### A block of data
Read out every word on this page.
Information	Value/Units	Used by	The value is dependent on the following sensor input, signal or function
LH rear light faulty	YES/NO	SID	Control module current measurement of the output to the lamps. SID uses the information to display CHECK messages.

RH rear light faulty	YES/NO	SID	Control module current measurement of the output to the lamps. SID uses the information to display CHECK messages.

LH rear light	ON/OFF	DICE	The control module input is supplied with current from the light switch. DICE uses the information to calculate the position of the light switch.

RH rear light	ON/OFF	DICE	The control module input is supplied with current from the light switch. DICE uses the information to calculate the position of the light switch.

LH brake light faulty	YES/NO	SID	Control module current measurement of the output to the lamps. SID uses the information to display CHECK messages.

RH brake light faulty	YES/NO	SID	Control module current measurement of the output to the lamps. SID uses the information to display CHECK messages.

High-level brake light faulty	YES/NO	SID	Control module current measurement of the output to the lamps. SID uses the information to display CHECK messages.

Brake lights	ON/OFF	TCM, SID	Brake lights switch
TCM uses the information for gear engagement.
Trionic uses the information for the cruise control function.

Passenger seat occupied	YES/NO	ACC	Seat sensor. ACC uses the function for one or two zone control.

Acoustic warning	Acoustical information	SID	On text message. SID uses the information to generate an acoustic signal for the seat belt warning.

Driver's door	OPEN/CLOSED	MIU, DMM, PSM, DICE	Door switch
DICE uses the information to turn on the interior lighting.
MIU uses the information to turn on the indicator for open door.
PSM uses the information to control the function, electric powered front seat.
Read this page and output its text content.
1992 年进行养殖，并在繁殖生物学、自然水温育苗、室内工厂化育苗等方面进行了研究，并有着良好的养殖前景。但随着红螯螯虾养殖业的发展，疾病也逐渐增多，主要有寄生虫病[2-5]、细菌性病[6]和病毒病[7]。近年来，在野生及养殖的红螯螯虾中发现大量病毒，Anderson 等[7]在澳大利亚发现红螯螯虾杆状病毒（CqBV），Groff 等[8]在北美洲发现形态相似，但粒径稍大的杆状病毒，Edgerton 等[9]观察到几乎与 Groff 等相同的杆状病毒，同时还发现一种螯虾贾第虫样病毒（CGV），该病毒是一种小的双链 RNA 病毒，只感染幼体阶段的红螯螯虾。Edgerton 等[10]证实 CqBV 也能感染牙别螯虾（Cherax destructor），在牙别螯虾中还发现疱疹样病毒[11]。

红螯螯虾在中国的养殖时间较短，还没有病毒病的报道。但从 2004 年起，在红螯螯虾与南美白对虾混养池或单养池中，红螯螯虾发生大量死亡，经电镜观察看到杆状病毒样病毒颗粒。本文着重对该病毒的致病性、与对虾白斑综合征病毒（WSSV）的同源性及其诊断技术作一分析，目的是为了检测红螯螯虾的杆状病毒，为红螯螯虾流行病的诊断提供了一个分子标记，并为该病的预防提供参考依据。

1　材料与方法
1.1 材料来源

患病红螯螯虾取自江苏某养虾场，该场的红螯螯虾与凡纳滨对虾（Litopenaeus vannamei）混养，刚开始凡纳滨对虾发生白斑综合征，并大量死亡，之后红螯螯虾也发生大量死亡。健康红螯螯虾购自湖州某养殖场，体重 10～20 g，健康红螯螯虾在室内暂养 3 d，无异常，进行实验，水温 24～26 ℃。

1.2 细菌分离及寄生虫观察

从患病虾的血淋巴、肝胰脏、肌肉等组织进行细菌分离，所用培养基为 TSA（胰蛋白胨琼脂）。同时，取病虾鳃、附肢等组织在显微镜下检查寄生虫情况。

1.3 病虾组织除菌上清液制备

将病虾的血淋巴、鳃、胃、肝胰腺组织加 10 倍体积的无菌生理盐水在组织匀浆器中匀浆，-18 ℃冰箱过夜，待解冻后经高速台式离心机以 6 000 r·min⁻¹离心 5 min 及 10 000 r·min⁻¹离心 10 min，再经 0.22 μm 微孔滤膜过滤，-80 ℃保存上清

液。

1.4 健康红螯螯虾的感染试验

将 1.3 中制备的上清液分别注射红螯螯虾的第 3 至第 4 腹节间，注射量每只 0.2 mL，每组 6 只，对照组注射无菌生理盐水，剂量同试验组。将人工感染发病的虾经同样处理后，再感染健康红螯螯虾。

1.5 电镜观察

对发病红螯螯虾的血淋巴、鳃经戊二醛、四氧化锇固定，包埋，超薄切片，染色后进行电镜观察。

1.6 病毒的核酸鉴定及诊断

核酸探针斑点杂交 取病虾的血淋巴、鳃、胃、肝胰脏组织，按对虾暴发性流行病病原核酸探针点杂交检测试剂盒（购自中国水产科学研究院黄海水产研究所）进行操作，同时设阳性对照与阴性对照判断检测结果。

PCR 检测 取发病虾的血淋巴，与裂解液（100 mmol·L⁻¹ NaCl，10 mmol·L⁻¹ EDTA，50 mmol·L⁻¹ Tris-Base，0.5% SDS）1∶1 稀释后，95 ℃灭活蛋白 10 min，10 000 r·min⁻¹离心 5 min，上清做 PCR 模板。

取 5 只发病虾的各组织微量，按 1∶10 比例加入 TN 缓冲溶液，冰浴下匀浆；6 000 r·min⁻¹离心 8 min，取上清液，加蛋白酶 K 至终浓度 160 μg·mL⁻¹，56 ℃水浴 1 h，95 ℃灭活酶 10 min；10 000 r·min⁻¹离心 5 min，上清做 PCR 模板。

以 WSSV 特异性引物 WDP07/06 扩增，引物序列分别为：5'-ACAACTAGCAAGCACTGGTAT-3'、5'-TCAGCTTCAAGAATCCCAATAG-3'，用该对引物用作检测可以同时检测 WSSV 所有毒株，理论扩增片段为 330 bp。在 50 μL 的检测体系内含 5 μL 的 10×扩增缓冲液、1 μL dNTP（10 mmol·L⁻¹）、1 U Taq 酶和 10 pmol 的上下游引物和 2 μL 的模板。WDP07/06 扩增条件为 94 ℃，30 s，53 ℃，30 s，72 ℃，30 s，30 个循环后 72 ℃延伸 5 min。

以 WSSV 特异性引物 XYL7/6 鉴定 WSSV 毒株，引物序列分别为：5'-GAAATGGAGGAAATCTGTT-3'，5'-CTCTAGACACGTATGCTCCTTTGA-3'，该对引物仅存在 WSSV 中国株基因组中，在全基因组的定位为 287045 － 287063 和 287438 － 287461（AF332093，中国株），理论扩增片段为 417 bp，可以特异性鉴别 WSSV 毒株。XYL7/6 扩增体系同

### What is asked
Repeat each record in full; every line must match exactly.

### Output for this exercise
Read out every word on this page.
Information	Value/Units	Used by	The value is dependent on the following sensor input, signal or function
LH rear light faulty	YES/NO	SID	Control module current measurement of the output to the lamps. SID uses the information to display CHECK messages.

RH rear light faulty	YES/NO	SID	Control module current measurement of the output to the lamps. SID uses the information to display CHECK messages.

LH rear light	ON/OFF	DICE	The control module input is supplied with current from the light switch. DICE uses the information to calculate the position of the light switch.

RH rear light	ON/OFF	DICE	The control module input is supplied with current from the light switch. DICE uses the information to calculate the position of the light switch.

LH brake light faulty	YES/NO	SID	Control module current measurement of the output to the lamps. SID uses the information to display CHECK messages.

RH brake light faulty	YES/NO	SID	Control module current measurement of the output to the lamps. SID uses the information to display CHECK messages.

High-level brake light faulty	YES/NO	SID	Control module current measurement of the output to the lamps. SID uses the information to display CHECK messages.

Brake lights	ON/OFF	TCM, SID	Brake lights switch
TCM uses the information for gear engagement.
Trionic uses the information for the cruise control function.

Passenger seat occupied	YES/NO	ACC	Seat sensor. ACC uses the function for one or two zone control.

Acoustic warning	Acoustical information	SID	On text message. SID uses the information to generate an acoustic signal for the seat belt warning.

Driver's door	OPEN/CLOSED	MIU, DMM, PSM, DICE	Door switch
DICE uses the information to turn on the interior lighting.
MIU uses the information to turn on the indicator for open door.
PSM uses the information to control the function, electric powered front seat.
Read this page and output its text content.
1992 年进行养殖，并在繁殖生物学、自然水温育苗、室内工厂化育苗等方面进行了研究，并有着良好的养殖前景。但随着红螯螯虾养殖业的发展，疾病也逐渐增多，主要有寄生虫病[2-5]、细菌性病[6]和病毒病[7]。近年来，在野生及养殖的红螯螯虾中发现大量病毒，Anderson 等[7]在澳大利亚发现红螯螯虾杆状病毒（CqBV），Groff 等[8]在北美洲发现形态相似，但粒径稍大的杆状病毒，Edgerton 等[9]观察到几乎与 Groff 等相同的杆状病毒，同时还发现一种螯虾贾第虫样病毒（CGV），该病毒是一种小的双链 RNA 病毒，只感染幼体阶段的红螯螯虾。Edgerton 等[10]证实 CqBV 也能感染牙别螯虾（Cherax destructor），在牙别螯虾中还发现疱疹样病毒[11]。

红螯螯虾在中国的养殖时间较短，还没有病毒病的报道。但从 2004 年起，在红螯螯虾与南美白对虾混养池或单养池中，红螯螯虾发生大量死亡，经电镜观察看到杆状病毒样病毒颗粒。本文着重对该病毒的致病性、与对虾白斑综合征病毒（WSSV）的同源性及其诊断技术作一分析，目的是为了检测红螯螯虾的杆状病毒，为红螯螯虾流行病的诊断提供了一个分子标记，并为该病的预防提供参考依据。

1　材料与方法
1.1 材料来源

患病红螯螯虾取自江苏某养虾场，该场的红螯螯虾与凡纳滨对虾（Litopenaeus vannamei）混养，刚开始凡纳滨对虾发生白斑综合征，并大量死亡，之后红螯螯虾也发生大量死亡。健康红螯螯虾购自湖州某养殖场，体重 10～20 g，健康红螯螯虾在室内暂养 3 d，无异常，进行实验，水温 24～26 ℃。

1.2 细菌分离及寄生虫观察

从患病虾的血淋巴、肝胰脏、肌肉等组织进行细菌分离，所用培养基为 TSA（胰蛋白胨琼脂）。同时，取病虾鳃、附肢等组织在显微镜下检查寄生虫情况。

1.3 病虾组织除菌上清液制备

将病虾的血淋巴、鳃、胃、肝胰腺组织加 10 倍体积的无菌生理盐水在组织匀浆器中匀浆，-18 ℃冰箱过夜，待解冻后经高速台式离心机以 6 000 r·min⁻¹离心 5 min 及 10 000 r·min⁻¹离心 10 min，再经 0.22 μm 微孔滤膜过滤，-80 ℃保存上清

液。

1.4 健康红螯螯虾的感染试验

将 1.3 中制备的上清液分别注射红螯螯虾的第 3 至第 4 腹节间，注射量每只 0.2 mL，每组 6 只，对照组注射无菌生理盐水，剂量同试验组。将人工感染发病的虾经同样处理后，再感染健康红螯螯虾。

1.5 电镜观察

对发病红螯螯虾的血淋巴、鳃经戊二醛、四氧化锇固定，包埋，超薄切片，染色后进行电镜观察。

1.6 病毒的核酸鉴定及诊断

核酸探针斑点杂交 取病虾的血淋巴、鳃、胃、肝胰脏组织，按对虾暴发性流行病病原核酸探针点杂交检测试剂盒（购自中国水产科学研究院黄海水产研究所）进行操作，同时设阳性对照与阴性对照判断检测结果。

PCR 检测 取发病虾的血淋巴，与裂解液（100 mmol·L⁻¹ NaCl，10 mmol·L⁻¹ EDTA，50 mmol·L⁻¹ Tris-Base，0.5% SDS）1∶1 稀释后，95 ℃灭活蛋白 10 min，10 000 r·min⁻¹离心 5 min，上清做 PCR 模板。

取 5 只发病虾的各组织微量，按 1∶10 比例加入 TN 缓冲溶液，冰浴下匀浆；6 000 r·min⁻¹离心 8 min，取上清液，加蛋白酶 K 至终浓度 160 μg·mL⁻¹，56 ℃水浴 1 h，95 ℃灭活酶 10 min；10 000 r·min⁻¹离心 5 min，上清做 PCR 模板。

以 WSSV 特异性引物 WDP07/06 扩增，引物序列分别为：5'-ACAACTAGCAAGCACTGGTAT-3'、5'-TCAGCTTCAAGAATCCCAATAG-3'，用该对引物用作检测可以同时检测 WSSV 所有毒株，理论扩增片段为 330 bp。在 50 μL 的检测体系内含 5 μL 的 10×扩增缓冲液、1 μL dNTP（10 mmol·L⁻¹）、1 U Taq 酶和 10 pmol 的上下游引物和 2 μL 的模板。WDP07/06 扩增条件为 94 ℃，30 s，53 ℃，30 s，72 ℃，30 s，30 个循环后 72 ℃延伸 5 min。

以 WSSV 特异性引物 XYL7/6 鉴定 WSSV 毒株，引物序列分别为：5'-GAAATGGAGGAAATCTGTT-3'，5'-CTCTAGACACGTATGCTCCTTTGA-3'，该对引物仅存在 WSSV 中国株基因组中，在全基因组的定位为 287045 － 287063 和 287438 － 287461（AF332093，中国株），理论扩增片段为 417 bp，可以特异性鉴别 WSSV 毒株。XYL7/6 扩增体系同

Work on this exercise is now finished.